What this task involves
Quote the listing below in its entirety, omitting every image.

Stored data

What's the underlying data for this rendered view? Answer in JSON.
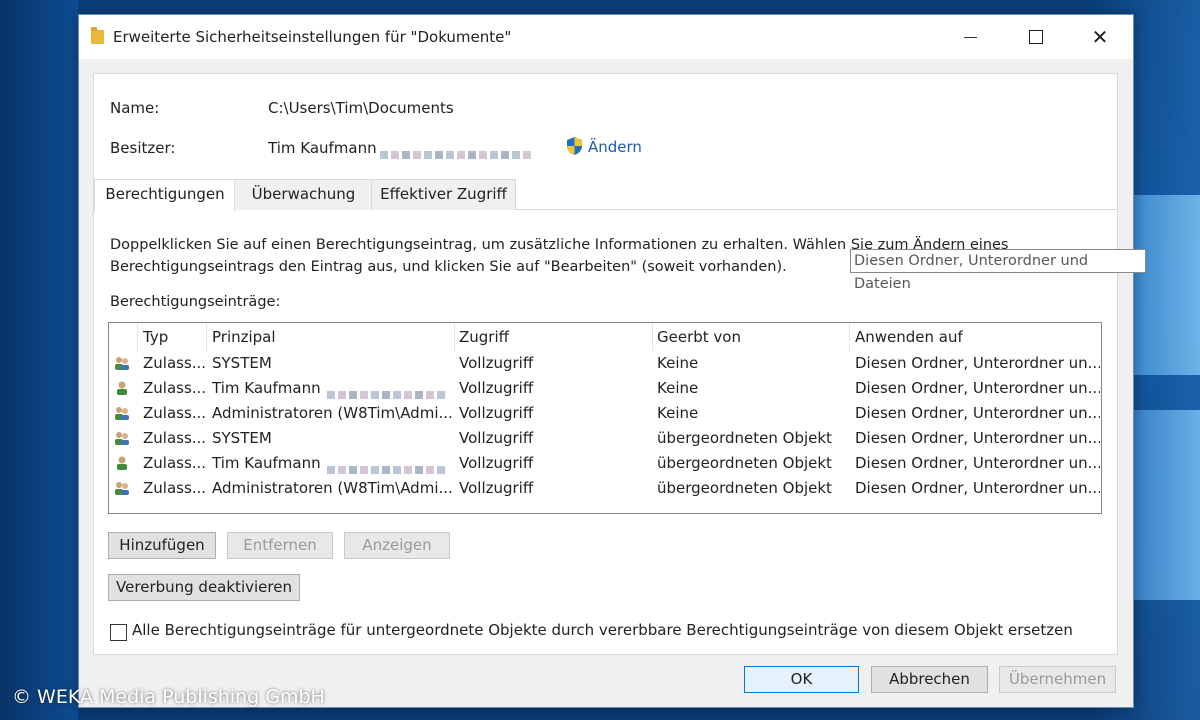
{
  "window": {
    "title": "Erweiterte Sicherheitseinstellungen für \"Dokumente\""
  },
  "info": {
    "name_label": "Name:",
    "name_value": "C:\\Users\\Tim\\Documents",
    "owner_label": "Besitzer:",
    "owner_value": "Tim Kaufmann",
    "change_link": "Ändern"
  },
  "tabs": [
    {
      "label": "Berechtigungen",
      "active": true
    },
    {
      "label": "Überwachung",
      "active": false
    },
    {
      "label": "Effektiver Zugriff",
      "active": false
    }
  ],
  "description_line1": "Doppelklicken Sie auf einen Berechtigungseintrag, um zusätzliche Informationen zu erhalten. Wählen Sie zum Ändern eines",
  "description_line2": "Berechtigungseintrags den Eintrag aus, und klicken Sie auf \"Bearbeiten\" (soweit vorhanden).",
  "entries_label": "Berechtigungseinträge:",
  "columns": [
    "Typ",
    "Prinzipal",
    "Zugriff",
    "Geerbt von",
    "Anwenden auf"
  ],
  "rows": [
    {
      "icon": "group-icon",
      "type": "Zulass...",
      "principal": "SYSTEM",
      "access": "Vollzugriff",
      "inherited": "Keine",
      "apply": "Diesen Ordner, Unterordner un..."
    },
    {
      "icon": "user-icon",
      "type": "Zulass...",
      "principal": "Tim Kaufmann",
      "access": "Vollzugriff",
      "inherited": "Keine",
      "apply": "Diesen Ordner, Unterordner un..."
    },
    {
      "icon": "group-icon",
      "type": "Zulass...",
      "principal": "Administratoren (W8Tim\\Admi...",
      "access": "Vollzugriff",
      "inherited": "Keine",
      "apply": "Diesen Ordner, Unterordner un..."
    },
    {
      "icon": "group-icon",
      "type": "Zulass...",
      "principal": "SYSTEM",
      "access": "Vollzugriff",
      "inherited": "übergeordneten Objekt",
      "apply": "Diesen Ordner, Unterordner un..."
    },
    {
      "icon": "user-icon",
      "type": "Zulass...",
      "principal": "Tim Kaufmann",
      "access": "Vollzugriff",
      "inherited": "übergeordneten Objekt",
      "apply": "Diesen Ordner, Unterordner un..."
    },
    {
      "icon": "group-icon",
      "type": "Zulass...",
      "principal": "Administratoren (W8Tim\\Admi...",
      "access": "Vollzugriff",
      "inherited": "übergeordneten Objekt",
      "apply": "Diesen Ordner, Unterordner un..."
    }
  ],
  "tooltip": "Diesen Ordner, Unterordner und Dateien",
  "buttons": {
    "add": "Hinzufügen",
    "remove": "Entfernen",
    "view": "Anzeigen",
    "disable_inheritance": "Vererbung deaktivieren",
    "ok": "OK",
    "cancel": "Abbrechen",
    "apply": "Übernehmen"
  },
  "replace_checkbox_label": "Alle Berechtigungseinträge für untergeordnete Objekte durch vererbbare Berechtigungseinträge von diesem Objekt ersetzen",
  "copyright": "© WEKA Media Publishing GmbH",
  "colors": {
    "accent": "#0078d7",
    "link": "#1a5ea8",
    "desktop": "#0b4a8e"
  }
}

Written solution
What's the underlying data for this rendered view? Answer in JSON.
{
  "window": {
    "title": "Erweiterte Sicherheitseinstellungen für \"Dokumente\""
  },
  "info": {
    "name_label": "Name:",
    "name_value": "C:\\Users\\Tim\\Documents",
    "owner_label": "Besitzer:",
    "owner_value": "Tim Kaufmann",
    "change_link": "Ändern"
  },
  "tabs": [
    {
      "label": "Berechtigungen",
      "active": true
    },
    {
      "label": "Überwachung",
      "active": false
    },
    {
      "label": "Effektiver Zugriff",
      "active": false
    }
  ],
  "description_line1": "Doppelklicken Sie auf einen Berechtigungseintrag, um zusätzliche Informationen zu erhalten. Wählen Sie zum Ändern eines",
  "description_line2": "Berechtigungseintrags den Eintrag aus, und klicken Sie auf \"Bearbeiten\" (soweit vorhanden).",
  "entries_label": "Berechtigungseinträge:",
  "columns": [
    "Typ",
    "Prinzipal",
    "Zugriff",
    "Geerbt von",
    "Anwenden auf"
  ],
  "rows": [
    {
      "icon": "group-icon",
      "type": "Zulass...",
      "principal": "SYSTEM",
      "access": "Vollzugriff",
      "inherited": "Keine",
      "apply": "Diesen Ordner, Unterordner un..."
    },
    {
      "icon": "user-icon",
      "type": "Zulass...",
      "principal": "Tim Kaufmann",
      "access": "Vollzugriff",
      "inherited": "Keine",
      "apply": "Diesen Ordner, Unterordner un..."
    },
    {
      "icon": "group-icon",
      "type": "Zulass...",
      "principal": "Administratoren (W8Tim\\Admi...",
      "access": "Vollzugriff",
      "inherited": "Keine",
      "apply": "Diesen Ordner, Unterordner un..."
    },
    {
      "icon": "group-icon",
      "type": "Zulass...",
      "principal": "SYSTEM",
      "access": "Vollzugriff",
      "inherited": "übergeordneten Objekt",
      "apply": "Diesen Ordner, Unterordner un..."
    },
    {
      "icon": "user-icon",
      "type": "Zulass...",
      "principal": "Tim Kaufmann",
      "access": "Vollzugriff",
      "inherited": "übergeordneten Objekt",
      "apply": "Diesen Ordner, Unterordner un..."
    },
    {
      "icon": "group-icon",
      "type": "Zulass...",
      "principal": "Administratoren (W8Tim\\Admi...",
      "access": "Vollzugriff",
      "inherited": "übergeordneten Objekt",
      "apply": "Diesen Ordner, Unterordner un..."
    }
  ],
  "tooltip": "Diesen Ordner, Unterordner und Dateien",
  "buttons": {
    "add": "Hinzufügen",
    "remove": "Entfernen",
    "view": "Anzeigen",
    "disable_inheritance": "Vererbung deaktivieren",
    "ok": "OK",
    "cancel": "Abbrechen",
    "apply": "Übernehmen"
  },
  "replace_checkbox_label": "Alle Berechtigungseinträge für untergeordnete Objekte durch vererbbare Berechtigungseinträge von diesem Objekt ersetzen",
  "copyright": "© WEKA Media Publishing GmbH",
  "colors": {
    "accent": "#0078d7",
    "link": "#1a5ea8",
    "desktop": "#0b4a8e"
  }
}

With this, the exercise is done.